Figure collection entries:
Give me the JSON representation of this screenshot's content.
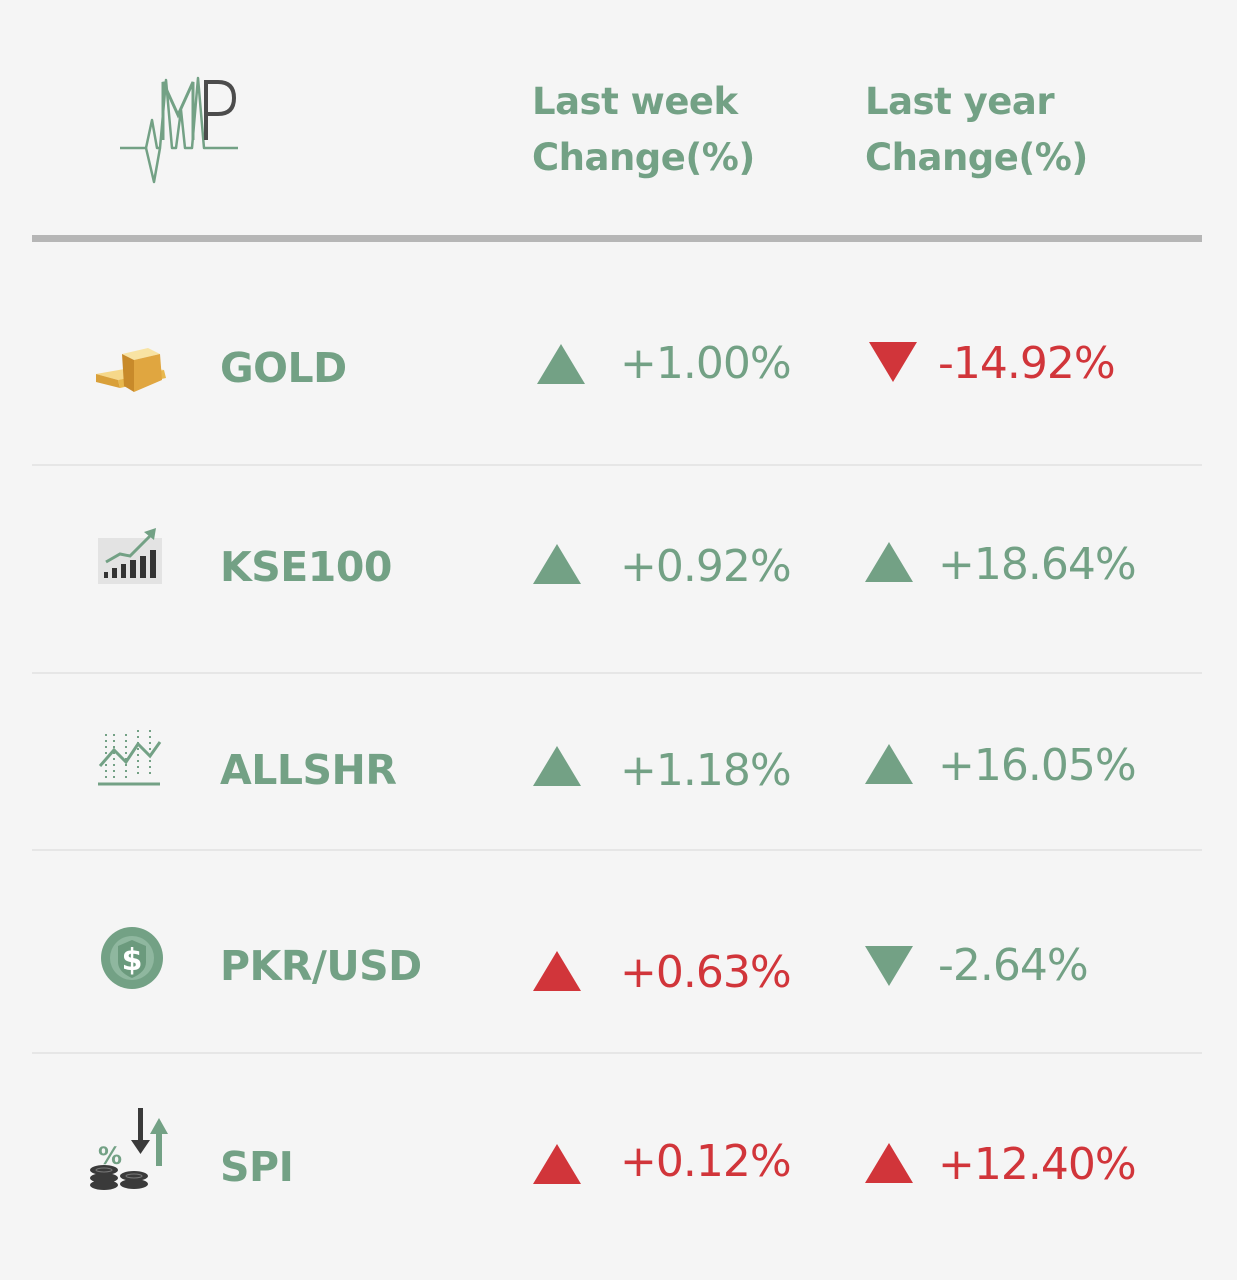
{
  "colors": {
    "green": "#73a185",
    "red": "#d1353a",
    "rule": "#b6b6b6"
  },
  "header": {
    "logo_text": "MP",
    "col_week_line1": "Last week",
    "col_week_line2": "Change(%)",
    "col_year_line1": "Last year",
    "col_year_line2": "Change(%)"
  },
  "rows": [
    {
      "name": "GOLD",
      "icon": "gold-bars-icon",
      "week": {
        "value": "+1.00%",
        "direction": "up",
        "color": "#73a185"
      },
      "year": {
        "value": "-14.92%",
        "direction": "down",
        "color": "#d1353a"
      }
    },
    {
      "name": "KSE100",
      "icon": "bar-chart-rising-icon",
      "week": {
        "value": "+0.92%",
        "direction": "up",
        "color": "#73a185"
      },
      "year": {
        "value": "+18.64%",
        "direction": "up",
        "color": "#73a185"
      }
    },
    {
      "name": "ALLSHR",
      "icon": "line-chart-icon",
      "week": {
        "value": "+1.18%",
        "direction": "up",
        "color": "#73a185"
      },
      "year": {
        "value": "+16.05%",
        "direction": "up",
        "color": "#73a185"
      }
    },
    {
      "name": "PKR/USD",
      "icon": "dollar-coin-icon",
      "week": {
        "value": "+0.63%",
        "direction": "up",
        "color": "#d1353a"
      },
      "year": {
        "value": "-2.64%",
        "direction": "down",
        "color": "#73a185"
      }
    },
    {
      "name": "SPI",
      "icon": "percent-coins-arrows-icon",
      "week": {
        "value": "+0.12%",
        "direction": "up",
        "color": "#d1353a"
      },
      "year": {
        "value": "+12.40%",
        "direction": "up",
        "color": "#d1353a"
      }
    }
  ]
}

* * *

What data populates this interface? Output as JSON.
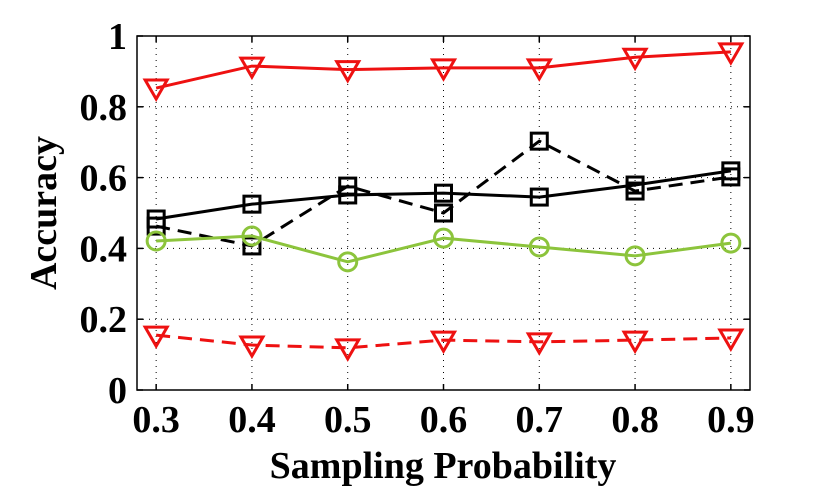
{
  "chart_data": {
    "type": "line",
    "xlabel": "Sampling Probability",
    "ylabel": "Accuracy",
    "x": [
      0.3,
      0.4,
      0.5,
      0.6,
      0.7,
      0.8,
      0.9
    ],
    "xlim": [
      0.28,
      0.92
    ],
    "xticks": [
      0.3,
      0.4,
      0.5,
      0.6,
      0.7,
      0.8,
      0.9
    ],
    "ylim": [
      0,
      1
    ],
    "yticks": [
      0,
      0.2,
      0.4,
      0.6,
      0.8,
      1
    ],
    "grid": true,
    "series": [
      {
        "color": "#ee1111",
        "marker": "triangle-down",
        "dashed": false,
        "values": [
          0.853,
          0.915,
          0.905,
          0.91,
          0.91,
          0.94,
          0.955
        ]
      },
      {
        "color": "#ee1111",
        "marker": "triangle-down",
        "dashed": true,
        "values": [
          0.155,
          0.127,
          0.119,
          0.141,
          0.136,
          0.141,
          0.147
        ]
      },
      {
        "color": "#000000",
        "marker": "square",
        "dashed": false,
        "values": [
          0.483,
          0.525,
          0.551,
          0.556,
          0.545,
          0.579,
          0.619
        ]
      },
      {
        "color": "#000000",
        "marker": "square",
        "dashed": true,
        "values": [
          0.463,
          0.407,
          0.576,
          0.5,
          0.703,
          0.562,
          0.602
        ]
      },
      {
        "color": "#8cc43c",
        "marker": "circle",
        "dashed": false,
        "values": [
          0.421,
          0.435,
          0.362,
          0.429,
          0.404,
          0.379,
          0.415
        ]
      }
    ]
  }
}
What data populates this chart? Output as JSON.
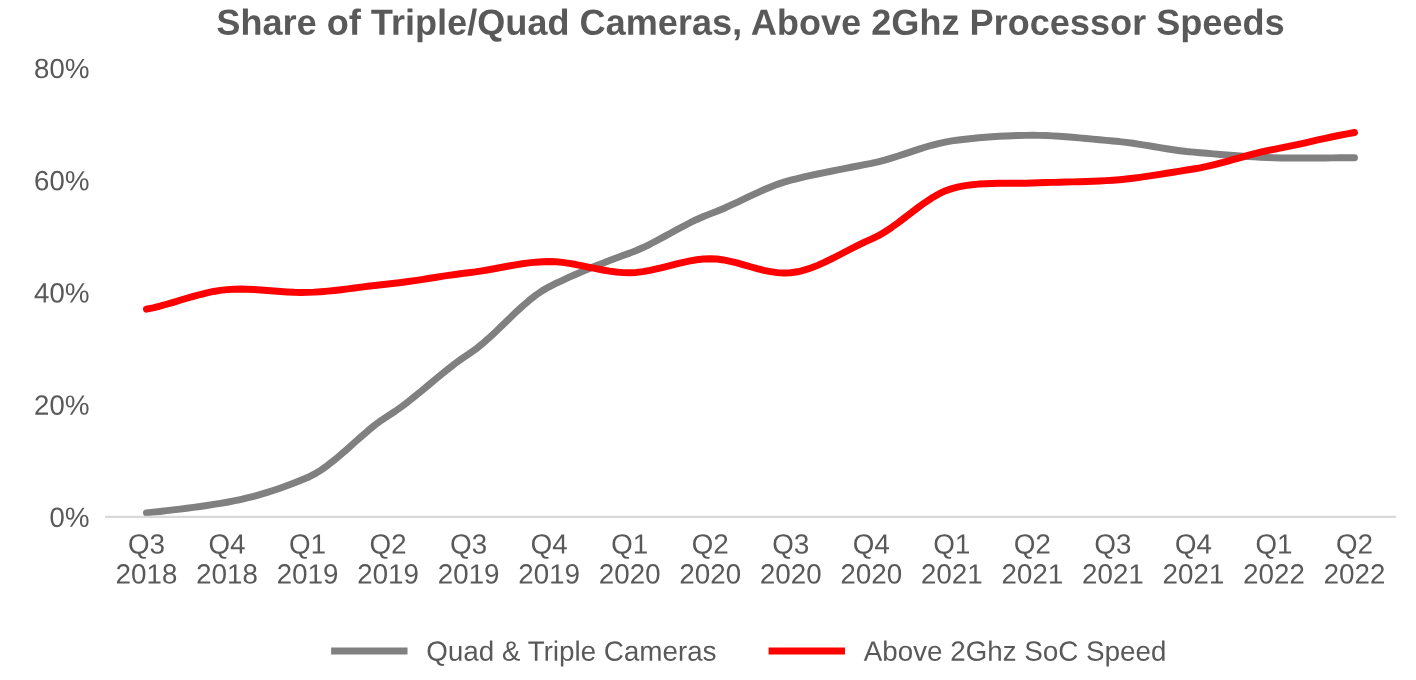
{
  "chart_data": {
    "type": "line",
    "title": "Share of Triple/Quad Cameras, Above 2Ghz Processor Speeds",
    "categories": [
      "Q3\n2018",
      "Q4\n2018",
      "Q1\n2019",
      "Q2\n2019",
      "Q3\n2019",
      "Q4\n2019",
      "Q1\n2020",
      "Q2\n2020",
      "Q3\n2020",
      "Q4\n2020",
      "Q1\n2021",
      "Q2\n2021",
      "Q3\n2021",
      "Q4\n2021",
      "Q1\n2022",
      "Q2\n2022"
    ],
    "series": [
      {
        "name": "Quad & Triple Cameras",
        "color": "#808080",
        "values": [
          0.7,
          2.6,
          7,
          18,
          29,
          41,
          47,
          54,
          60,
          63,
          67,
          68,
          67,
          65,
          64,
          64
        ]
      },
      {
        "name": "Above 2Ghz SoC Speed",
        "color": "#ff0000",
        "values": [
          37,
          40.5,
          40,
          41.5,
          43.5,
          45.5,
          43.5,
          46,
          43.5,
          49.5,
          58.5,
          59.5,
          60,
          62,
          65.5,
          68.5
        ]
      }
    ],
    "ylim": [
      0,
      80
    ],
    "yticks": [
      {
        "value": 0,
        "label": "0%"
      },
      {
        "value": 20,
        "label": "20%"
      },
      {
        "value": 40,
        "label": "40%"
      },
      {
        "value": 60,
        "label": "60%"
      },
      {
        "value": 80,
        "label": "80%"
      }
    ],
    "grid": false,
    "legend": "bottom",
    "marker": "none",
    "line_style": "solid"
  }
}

REQUEST: Find every line with the word "this" and state how many there are, with no other words.

COMPLETE OUTPUT: 3